== The task ==
All of the records below need to be copied exactly.

== Collected data entries ==
-*-
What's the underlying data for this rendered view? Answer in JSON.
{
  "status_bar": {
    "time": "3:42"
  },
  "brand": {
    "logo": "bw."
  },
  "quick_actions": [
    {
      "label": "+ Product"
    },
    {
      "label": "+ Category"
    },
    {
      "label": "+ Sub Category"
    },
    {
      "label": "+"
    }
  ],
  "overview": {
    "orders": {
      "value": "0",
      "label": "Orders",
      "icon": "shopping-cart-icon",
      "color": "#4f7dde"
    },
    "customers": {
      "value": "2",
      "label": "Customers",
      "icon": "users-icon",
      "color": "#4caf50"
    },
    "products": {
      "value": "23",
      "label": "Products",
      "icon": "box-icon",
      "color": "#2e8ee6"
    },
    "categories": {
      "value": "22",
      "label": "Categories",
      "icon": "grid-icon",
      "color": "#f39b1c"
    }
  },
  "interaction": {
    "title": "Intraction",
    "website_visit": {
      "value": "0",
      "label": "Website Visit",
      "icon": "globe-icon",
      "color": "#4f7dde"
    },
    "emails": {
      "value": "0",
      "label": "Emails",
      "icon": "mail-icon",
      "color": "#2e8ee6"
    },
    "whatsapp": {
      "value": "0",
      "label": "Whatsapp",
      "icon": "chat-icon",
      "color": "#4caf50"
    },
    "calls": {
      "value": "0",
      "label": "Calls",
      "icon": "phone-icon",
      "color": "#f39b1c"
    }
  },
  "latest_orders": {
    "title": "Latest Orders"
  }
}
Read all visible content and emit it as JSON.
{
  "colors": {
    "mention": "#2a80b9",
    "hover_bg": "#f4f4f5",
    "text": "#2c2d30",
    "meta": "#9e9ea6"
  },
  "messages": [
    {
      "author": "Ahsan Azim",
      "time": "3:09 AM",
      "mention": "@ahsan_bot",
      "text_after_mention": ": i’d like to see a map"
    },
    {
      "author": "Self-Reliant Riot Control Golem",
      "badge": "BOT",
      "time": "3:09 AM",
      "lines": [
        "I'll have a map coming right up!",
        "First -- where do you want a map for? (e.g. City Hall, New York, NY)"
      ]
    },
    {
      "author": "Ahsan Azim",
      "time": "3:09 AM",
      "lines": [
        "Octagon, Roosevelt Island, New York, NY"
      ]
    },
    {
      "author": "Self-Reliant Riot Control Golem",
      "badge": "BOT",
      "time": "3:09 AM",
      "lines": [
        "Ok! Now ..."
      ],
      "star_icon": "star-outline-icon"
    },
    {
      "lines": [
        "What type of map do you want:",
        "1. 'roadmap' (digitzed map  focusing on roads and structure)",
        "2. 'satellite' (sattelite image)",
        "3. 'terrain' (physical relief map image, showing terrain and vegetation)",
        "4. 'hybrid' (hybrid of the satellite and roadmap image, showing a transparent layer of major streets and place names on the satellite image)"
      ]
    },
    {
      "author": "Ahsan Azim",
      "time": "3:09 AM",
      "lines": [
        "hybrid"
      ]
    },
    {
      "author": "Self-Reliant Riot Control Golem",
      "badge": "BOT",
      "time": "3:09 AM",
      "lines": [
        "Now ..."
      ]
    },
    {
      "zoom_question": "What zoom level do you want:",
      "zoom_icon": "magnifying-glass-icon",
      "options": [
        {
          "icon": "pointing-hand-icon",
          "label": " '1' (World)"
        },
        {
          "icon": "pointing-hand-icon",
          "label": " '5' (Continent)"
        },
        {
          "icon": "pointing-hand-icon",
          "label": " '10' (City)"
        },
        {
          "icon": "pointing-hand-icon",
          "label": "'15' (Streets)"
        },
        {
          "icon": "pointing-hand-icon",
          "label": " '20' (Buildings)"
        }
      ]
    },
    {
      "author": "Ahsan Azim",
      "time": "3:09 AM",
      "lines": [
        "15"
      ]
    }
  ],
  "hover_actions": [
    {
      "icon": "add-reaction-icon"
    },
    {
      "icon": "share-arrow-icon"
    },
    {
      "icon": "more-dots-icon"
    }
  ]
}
-*-
== Response below ==
What's the underlying data for this rendered view? Answer in JSON.
{
  "status_bar": {
    "time": "3:42"
  },
  "brand": {
    "logo": "bw."
  },
  "quick_actions": [
    {
      "label": "+ Product"
    },
    {
      "label": "+ Category"
    },
    {
      "label": "+ Sub Category"
    },
    {
      "label": "+"
    }
  ],
  "overview": {
    "orders": {
      "value": "0",
      "label": "Orders",
      "icon": "shopping-cart-icon",
      "color": "#4f7dde"
    },
    "customers": {
      "value": "2",
      "label": "Customers",
      "icon": "users-icon",
      "color": "#4caf50"
    },
    "products": {
      "value": "23",
      "label": "Products",
      "icon": "box-icon",
      "color": "#2e8ee6"
    },
    "categories": {
      "value": "22",
      "label": "Categories",
      "icon": "grid-icon",
      "color": "#f39b1c"
    }
  },
  "interaction": {
    "title": "Intraction",
    "website_visit": {
      "value": "0",
      "label": "Website Visit",
      "icon": "globe-icon",
      "color": "#4f7dde"
    },
    "emails": {
      "value": "0",
      "label": "Emails",
      "icon": "mail-icon",
      "color": "#2e8ee6"
    },
    "whatsapp": {
      "value": "0",
      "label": "Whatsapp",
      "icon": "chat-icon",
      "color": "#4caf50"
    },
    "calls": {
      "value": "0",
      "label": "Calls",
      "icon": "phone-icon",
      "color": "#f39b1c"
    }
  },
  "latest_orders": {
    "title": "Latest Orders"
  }
}
Read all visible content and emit it as JSON.
{
  "colors": {
    "mention": "#2a80b9",
    "hover_bg": "#f4f4f5",
    "text": "#2c2d30",
    "meta": "#9e9ea6"
  },
  "messages": [
    {
      "author": "Ahsan Azim",
      "time": "3:09 AM",
      "mention": "@ahsan_bot",
      "text_after_mention": ": i’d like to see a map"
    },
    {
      "author": "Self-Reliant Riot Control Golem",
      "badge": "BOT",
      "time": "3:09 AM",
      "lines": [
        "I'll have a map coming right up!",
        "First -- where do you want a map for? (e.g. City Hall, New York, NY)"
      ]
    },
    {
      "author": "Ahsan Azim",
      "time": "3:09 AM",
      "lines": [
        "Octagon, Roosevelt Island, New York, NY"
      ]
    },
    {
      "author": "Self-Reliant Riot Control Golem",
      "badge": "BOT",
      "time": "3:09 AM",
      "lines": [
        "Ok! Now ..."
      ],
      "star_icon": "star-outline-icon"
    },
    {
      "lines": [
        "What type of map do you want:",
        "1. 'roadmap' (digitzed map  focusing on roads and structure)",
        "2. 'satellite' (sattelite image)",
        "3. 'terrain' (physical relief map image, showing terrain and vegetation)",
        "4. 'hybrid' (hybrid of the satellite and roadmap image, showing a transparent layer of major streets and place names on the satellite image)"
      ]
    },
    {
      "author": "Ahsan Azim",
      "time": "3:09 AM",
      "lines": [
        "hybrid"
      ]
    },
    {
      "author": "Self-Reliant Riot Control Golem",
      "badge": "BOT",
      "time": "3:09 AM",
      "lines": [
        "Now ..."
      ]
    },
    {
      "zoom_question": "What zoom level do you want:",
      "zoom_icon": "magnifying-glass-icon",
      "options": [
        {
          "icon": "pointing-hand-icon",
          "label": " '1' (World)"
        },
        {
          "icon": "pointing-hand-icon",
          "label": " '5' (Continent)"
        },
        {
          "icon": "pointing-hand-icon",
          "label": " '10' (City)"
        },
        {
          "icon": "pointing-hand-icon",
          "label": "'15' (Streets)"
        },
        {
          "icon": "pointing-hand-icon",
          "label": " '20' (Buildings)"
        }
      ]
    },
    {
      "author": "Ahsan Azim",
      "time": "3:09 AM",
      "lines": [
        "15"
      ]
    }
  ],
  "hover_actions": [
    {
      "icon": "add-reaction-icon"
    },
    {
      "icon": "share-arrow-icon"
    },
    {
      "icon": "more-dots-icon"
    }
  ]
}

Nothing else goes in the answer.